_What to do_
Write out all of the data without omission, exactly as shown.

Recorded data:

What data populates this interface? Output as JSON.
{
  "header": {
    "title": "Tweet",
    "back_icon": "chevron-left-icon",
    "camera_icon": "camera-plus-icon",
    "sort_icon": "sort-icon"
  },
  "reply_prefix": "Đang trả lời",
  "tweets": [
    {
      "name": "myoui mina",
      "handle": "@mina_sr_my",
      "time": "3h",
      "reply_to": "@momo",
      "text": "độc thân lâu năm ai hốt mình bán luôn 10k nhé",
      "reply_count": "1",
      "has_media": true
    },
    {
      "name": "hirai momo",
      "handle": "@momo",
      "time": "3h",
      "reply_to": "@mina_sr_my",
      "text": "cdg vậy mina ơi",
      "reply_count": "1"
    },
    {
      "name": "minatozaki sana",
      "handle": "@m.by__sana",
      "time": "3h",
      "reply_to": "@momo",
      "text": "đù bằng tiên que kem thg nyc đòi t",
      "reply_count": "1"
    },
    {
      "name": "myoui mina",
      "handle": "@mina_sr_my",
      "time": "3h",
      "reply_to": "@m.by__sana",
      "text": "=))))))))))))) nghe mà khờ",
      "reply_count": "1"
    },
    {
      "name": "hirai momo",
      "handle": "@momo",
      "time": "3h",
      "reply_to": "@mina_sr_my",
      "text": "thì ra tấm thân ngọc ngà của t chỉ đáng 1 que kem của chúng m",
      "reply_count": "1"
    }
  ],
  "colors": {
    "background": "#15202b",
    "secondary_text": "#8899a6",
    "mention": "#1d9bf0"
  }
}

_Output for this task_
What data populates this interface? Output as JSON.
{
  "header": {
    "title": "Tweet",
    "back_icon": "chevron-left-icon",
    "camera_icon": "camera-plus-icon",
    "sort_icon": "sort-icon"
  },
  "reply_prefix": "Đang trả lời",
  "tweets": [
    {
      "name": "myoui mina",
      "handle": "@mina_sr_my",
      "time": "3h",
      "reply_to": "@momo",
      "text": "độc thân lâu năm ai hốt mình bán luôn 10k nhé",
      "reply_count": "1",
      "has_media": true
    },
    {
      "name": "hirai momo",
      "handle": "@momo",
      "time": "3h",
      "reply_to": "@mina_sr_my",
      "text": "cdg vậy mina ơi",
      "reply_count": "1"
    },
    {
      "name": "minatozaki sana",
      "handle": "@m.by__sana",
      "time": "3h",
      "reply_to": "@momo",
      "text": "đù bằng tiên que kem thg nyc đòi t",
      "reply_count": "1"
    },
    {
      "name": "myoui mina",
      "handle": "@mina_sr_my",
      "time": "3h",
      "reply_to": "@m.by__sana",
      "text": "=))))))))))))) nghe mà khờ",
      "reply_count": "1"
    },
    {
      "name": "hirai momo",
      "handle": "@momo",
      "time": "3h",
      "reply_to": "@mina_sr_my",
      "text": "thì ra tấm thân ngọc ngà của t chỉ đáng 1 que kem của chúng m",
      "reply_count": "1"
    }
  ],
  "colors": {
    "background": "#15202b",
    "secondary_text": "#8899a6",
    "mention": "#1d9bf0"
  }
}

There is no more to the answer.